| Exercise objective |
Rewrite the material from the line containing "list all visible" down to the line containing "contribution-day-cell[interactable] <box>98 86", swapping "interactable" for "clickable" and keeping everything else the same.

| Task inputs |
++++++
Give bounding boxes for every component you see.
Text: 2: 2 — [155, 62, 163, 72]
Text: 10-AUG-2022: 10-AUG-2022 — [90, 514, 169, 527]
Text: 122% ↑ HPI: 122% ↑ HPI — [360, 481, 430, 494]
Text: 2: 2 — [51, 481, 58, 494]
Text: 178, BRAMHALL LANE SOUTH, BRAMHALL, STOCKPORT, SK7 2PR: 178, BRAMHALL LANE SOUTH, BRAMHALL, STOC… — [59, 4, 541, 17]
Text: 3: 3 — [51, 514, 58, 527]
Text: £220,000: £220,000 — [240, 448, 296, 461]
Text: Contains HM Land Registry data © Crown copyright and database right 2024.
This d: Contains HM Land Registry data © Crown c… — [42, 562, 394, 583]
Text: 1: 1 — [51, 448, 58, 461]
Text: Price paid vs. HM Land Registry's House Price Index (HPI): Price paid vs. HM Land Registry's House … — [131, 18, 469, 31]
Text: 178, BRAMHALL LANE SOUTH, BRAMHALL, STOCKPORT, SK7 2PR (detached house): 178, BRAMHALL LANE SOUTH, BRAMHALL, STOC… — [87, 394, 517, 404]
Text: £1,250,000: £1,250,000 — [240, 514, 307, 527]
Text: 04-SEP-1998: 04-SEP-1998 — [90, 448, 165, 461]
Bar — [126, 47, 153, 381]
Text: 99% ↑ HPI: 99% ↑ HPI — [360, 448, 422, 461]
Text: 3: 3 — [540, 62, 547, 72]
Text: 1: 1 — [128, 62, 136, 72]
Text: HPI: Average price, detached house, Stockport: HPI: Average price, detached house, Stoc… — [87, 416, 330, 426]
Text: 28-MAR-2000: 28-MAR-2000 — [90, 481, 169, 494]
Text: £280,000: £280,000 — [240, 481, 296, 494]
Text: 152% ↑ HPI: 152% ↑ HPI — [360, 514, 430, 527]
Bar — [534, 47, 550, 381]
++++++
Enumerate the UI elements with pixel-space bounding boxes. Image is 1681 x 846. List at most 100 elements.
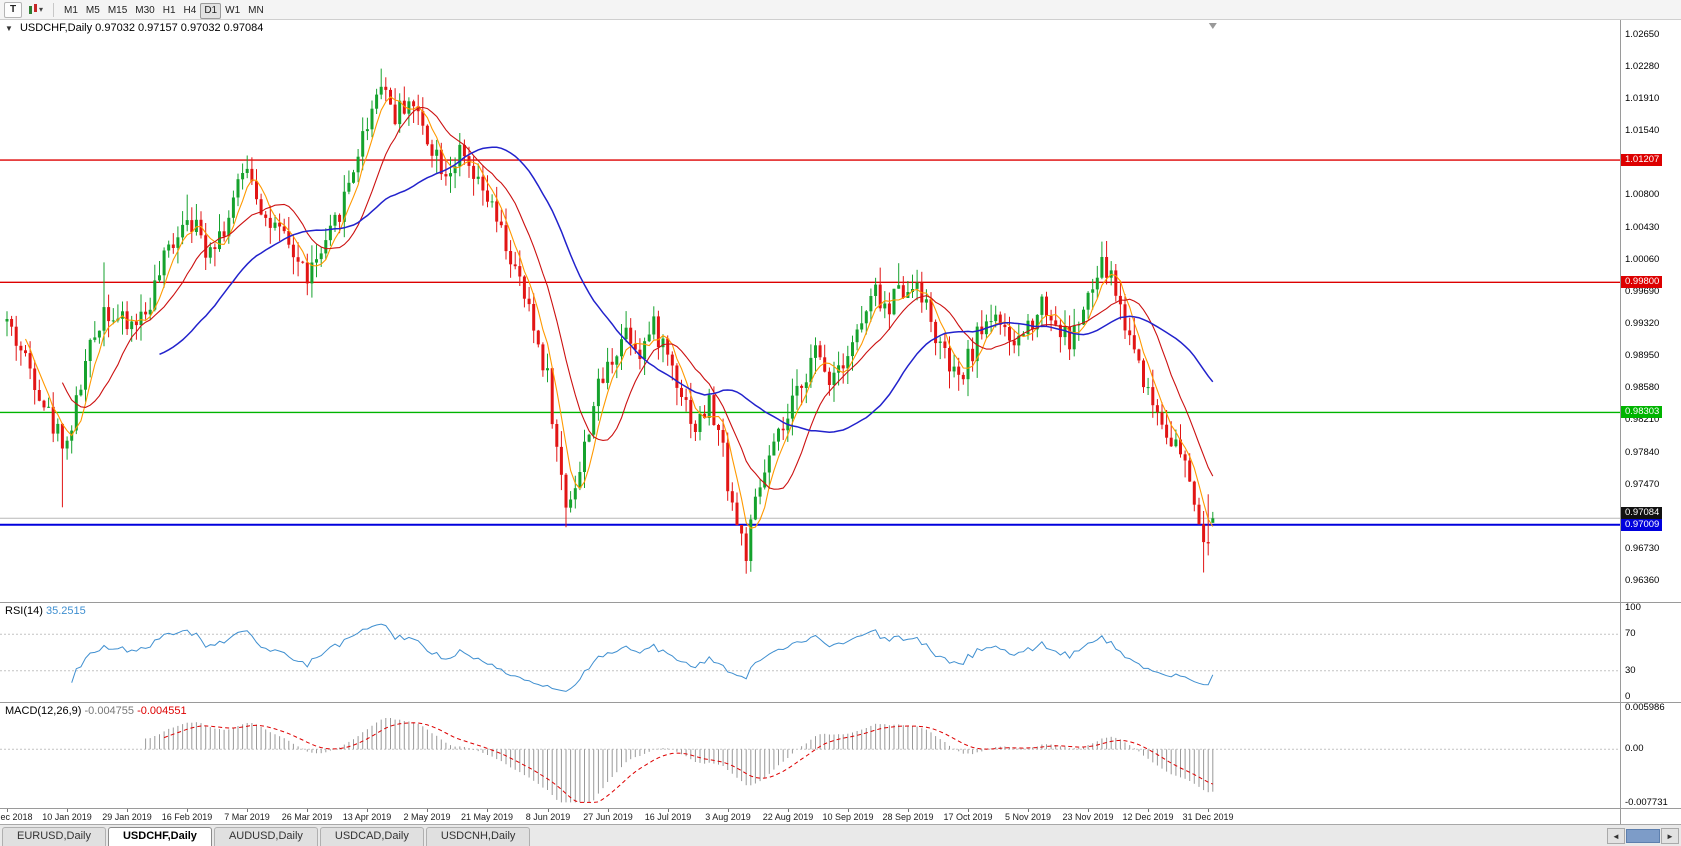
++++++
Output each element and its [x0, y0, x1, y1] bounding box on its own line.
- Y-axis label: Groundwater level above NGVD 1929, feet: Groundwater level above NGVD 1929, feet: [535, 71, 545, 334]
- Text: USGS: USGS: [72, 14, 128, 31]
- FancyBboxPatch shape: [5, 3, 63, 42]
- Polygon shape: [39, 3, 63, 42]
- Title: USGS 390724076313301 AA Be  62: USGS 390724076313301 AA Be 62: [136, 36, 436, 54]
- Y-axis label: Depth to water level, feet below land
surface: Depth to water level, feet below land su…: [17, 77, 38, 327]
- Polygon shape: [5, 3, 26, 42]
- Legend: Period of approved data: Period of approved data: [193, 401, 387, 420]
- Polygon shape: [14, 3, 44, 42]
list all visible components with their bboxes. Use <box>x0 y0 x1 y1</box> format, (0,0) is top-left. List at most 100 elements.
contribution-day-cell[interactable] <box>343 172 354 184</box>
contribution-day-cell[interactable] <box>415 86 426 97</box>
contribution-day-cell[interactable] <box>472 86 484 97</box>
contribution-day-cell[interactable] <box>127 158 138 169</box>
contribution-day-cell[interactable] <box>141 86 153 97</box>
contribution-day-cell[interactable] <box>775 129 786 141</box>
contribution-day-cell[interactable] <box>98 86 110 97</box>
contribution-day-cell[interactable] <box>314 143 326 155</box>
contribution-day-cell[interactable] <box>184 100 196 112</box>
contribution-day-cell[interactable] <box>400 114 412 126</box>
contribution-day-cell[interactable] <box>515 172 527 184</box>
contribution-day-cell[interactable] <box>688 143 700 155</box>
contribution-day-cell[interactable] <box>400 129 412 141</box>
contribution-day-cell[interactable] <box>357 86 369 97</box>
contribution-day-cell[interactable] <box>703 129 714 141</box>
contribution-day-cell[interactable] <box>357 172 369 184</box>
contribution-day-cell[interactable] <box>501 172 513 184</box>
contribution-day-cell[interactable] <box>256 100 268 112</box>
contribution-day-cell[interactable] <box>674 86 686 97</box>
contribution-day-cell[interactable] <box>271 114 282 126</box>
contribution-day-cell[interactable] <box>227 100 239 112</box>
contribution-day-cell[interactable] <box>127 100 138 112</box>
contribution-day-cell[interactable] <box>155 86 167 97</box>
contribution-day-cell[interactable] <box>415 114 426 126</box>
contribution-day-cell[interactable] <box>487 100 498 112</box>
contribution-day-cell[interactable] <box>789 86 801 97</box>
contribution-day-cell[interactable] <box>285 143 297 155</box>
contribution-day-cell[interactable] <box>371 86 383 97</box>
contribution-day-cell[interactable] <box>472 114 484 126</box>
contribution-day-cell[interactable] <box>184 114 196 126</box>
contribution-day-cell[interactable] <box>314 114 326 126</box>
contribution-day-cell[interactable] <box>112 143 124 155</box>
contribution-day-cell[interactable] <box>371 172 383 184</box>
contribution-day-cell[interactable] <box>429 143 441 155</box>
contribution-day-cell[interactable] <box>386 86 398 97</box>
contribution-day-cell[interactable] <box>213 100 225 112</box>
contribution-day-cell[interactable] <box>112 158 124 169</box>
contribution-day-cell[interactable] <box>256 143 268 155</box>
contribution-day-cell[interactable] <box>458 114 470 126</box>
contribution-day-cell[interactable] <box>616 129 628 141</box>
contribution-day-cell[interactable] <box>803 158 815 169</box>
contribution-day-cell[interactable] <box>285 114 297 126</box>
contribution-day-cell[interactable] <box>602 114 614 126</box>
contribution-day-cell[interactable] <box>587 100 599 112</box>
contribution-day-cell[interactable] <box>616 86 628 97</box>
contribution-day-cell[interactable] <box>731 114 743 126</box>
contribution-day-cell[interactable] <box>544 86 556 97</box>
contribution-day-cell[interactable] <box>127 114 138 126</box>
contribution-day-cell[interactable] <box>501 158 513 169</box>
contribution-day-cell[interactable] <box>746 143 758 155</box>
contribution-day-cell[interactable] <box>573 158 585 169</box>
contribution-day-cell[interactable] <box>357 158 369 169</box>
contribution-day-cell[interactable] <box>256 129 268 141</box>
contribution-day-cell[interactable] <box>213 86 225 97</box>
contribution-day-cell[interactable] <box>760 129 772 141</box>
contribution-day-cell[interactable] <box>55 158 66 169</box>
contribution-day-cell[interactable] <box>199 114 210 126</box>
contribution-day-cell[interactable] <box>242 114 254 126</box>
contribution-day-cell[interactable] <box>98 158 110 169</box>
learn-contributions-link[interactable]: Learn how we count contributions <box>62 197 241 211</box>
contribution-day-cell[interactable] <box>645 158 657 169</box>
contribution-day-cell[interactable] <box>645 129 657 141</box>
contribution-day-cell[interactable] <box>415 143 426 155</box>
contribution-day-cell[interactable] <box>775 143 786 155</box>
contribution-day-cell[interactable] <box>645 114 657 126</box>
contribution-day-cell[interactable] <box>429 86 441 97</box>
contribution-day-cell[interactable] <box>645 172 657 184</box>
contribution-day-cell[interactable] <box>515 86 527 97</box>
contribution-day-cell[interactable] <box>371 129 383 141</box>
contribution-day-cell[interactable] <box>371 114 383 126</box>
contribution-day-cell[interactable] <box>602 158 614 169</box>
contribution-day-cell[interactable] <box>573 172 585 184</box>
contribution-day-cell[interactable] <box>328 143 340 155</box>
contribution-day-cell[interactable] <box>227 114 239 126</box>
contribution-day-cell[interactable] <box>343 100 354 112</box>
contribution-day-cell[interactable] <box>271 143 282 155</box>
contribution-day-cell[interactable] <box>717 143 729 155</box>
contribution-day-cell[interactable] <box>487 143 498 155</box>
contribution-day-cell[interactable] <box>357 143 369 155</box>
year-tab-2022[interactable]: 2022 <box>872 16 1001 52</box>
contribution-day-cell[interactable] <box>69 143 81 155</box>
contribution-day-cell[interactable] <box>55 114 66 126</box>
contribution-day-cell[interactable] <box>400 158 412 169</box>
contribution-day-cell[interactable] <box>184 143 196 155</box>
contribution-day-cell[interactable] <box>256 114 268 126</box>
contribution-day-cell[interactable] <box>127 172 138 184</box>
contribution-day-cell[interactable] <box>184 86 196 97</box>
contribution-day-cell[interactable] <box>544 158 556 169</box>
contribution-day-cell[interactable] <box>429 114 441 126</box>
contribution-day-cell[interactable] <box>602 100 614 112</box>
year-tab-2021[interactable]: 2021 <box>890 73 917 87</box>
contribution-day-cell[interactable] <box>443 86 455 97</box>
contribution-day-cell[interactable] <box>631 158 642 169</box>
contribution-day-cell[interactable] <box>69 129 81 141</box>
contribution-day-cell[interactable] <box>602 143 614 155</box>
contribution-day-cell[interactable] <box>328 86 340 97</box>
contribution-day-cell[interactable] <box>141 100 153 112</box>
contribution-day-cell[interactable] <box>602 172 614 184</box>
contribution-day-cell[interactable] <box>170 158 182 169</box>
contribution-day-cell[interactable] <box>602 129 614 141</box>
++++++
| Task answer |
list all visible components with their bboxes. Use <box>x0 y0 x1 y1</box> format, (0,0) is top-left. List at most 100 elements.
contribution-day-cell[clickable] <box>343 172 354 184</box>
contribution-day-cell[clickable] <box>415 86 426 97</box>
contribution-day-cell[clickable] <box>472 86 484 97</box>
contribution-day-cell[clickable] <box>127 158 138 169</box>
contribution-day-cell[clickable] <box>141 86 153 97</box>
contribution-day-cell[clickable] <box>775 129 786 141</box>
contribution-day-cell[clickable] <box>98 86 110 97</box>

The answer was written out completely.